__課題 A__: 次の(i)〜(iii)が槙野氏の見解を伝える本文の内容と合っているか、それぞれ「はい」か「いいえ」で答え、判断の根拠となる本文の語句をそのまま引用してください。(i) 2022年、チームは開幕から12試合目で初勝利を挙げた。(ii) 今オフ、チームは大型補強に踏み切った。(iii) 2022年は槙野氏にとって現役最後の年だった。
__課題 B__: 槙野氏の見解を伝える本文によると、チームが悲願のJ1初制覇を果たしたのは何年のシーズンですか。
__課題 C__: 槙野氏の見解を伝える本文を、最後の文の後から書き継いでください。

__本文__:

この強さを生み出した1つの要因として、槙野氏は2022シーズンのある失敗に目を向ける。かつては勝負どころで勝ち切れない姿は珍しくなかったが、自身の現役最終年となったこの年、チームとして味わった苦い経験が、翌年からの変貌へつながったと力説する。
「残留争いをしたこの1年間の経験がもの凄く活きていると思います。なぜ負けてたのか、なぜ勝てなかったのかっていうところを選手たちが理解していて、高い授業料を払って失敗から学んだことを活かせている。どうやったら勝てるのかを認識できた1年間でした。走る、戦うという基本的なことができないと、名前があろうが、代表経験があろうが勝てない。
そこが2022年のシーズンはできなかったし、足りなかった。サッカーは『人』じゃない。そこを次の年から大迫なり山口蛍、酒井高徳、武藤が練習からハードワークする姿を中堅の選手、若い選手たちが見て、自分たちもやんなきゃいけないっていうムードが生まれている。2022年の経験は大きいんじゃないですかね」
優勝候補の一角として「間違いない」
元スペイン代表MFアンドレス・イニエスタら大物助っ人を獲得し、華麗なサッカーで頂点を目指した時期もあったが、結果は伴わなかった。2022年は豊富なタレントを擁しながら開幕から苦戦し、初勝利を挙げたのは開幕から12試合目。監督交代を繰り返す混乱ぶりを露呈し、結果的に残留争いに足を踏み入れる事態になった。
この失敗を繰り返すまいと、足もとを見つめ直した行動が、今につながっていると槙野氏は見る。そこから2023シーズンに悲願のJ1初制覇へ。ついには連覇も果たしチームには確固たる自信、勝負強さが生まれた。その表れなのか、今オフは最小限の補強にとどめた。逆に山口、菊池流帆といった実力者がチームを去ったが、槙野氏は優勝候補の一角として「間違いない」と断言する。

__提供資料__:
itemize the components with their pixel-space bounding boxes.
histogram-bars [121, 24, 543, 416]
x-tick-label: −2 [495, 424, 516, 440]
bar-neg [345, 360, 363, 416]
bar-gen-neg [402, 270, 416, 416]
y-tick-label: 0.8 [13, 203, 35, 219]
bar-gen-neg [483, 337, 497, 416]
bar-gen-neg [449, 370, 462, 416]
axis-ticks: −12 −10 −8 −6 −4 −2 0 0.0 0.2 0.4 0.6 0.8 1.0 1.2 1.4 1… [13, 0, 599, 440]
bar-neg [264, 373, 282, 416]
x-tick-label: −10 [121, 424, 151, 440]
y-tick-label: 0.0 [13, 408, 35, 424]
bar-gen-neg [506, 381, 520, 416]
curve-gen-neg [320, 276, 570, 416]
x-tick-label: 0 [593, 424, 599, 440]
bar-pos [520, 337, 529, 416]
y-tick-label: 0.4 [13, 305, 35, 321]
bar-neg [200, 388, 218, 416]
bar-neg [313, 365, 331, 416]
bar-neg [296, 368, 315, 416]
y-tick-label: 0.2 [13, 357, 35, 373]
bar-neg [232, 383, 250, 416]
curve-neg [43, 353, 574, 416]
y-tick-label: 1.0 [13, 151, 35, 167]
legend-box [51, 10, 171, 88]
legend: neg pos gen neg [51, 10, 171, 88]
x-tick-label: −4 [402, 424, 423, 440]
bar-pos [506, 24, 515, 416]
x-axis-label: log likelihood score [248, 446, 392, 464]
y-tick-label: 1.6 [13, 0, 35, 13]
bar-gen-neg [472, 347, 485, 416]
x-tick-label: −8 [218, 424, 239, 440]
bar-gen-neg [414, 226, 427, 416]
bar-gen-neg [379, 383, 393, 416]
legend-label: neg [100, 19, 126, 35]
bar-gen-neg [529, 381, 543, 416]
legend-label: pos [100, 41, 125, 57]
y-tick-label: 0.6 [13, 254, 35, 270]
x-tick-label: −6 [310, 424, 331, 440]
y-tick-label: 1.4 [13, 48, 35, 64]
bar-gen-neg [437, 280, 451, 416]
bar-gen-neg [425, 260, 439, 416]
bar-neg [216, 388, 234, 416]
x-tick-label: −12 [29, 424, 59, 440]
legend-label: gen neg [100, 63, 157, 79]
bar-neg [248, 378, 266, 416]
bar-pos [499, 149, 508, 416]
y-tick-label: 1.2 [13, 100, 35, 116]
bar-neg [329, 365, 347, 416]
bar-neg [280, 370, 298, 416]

__解答 A__:
(i) はい。「初勝利を挙げたのは開幕から12試合目」
(ii) いいえ。「今オフは最小限の補強にとどめた」
(iii) はい。「自身の現役最終年となったこの年」

__解答 B__: 2023シーズンです。

__解答 C__:
「(山口退団の影響は)もちろん痛いですが、昨季に加入した井手口(陽介)、鍬先(祐弥)がフィットし、計算が立つようになったところは大きいと思います。大怪我で離脱していた齋藤未月がこのキャンプから実戦復帰していることもあるので、チームとして補強よりかは、今いる選手たちが計算できるようになったところがポイントで、もしかしたらそこが1番の補強なんじゃないですか」
吉田孝行監督で4シーズン目となる神戸のベースは不変ながら、ライバルクラブは追う立場として補強を施し、王者へ真っ向勝負を挑む。当然ながら昨季からのアップデートは不可欠であり、個々のレベルアップも然り。その点で、今季から「背番号13」を纏う佐々木大樹の本格ブレイクに、槙野氏は期待を寄せている。
「神戸の13番って特別な背番号で、クラブやサポーターに認められなきゃ付けられないんですよね。それを今年から自らの意思で付けたいっていうことで、実際に背負うところまで来た。これまで攻撃陣を牽引してきた大迫や武藤に対して、彼らを超えるプレーを見せてくれるのかは注目したいです」
神戸の下部組織からトップ昇格し、プロ8年目を迎える25歳が背負うのは、永島昭浩氏や大久保嘉人氏、小川慶治朗(現・横浜FC)らが背負ったクラブのエースナンバー。その覚悟をプレーで示し、一皮剥けた“新エース誕生”となるかは見どころの1つとなる。スーパーカップでのプレーは見逃せない。
■放送概要
・FUJI FILM SUPER CUP 2025 ヴィッセル神戸×サンフレッチェ広島
地上波日本テレビ系 2月8日 午後1時30分 全国ネット生中継
・NEXT GENERATION MATCH U-18Jリーグ選抜×日本高校サッカー選抜
日テレジータス 2月8日 午前10時15分 生中継
地上波日本テレビ系 2月8日 午後3時40分 ダイジェスト放送
(FOOTBALL ZONE編集部・橋本 啓 / Akira Hashimoto)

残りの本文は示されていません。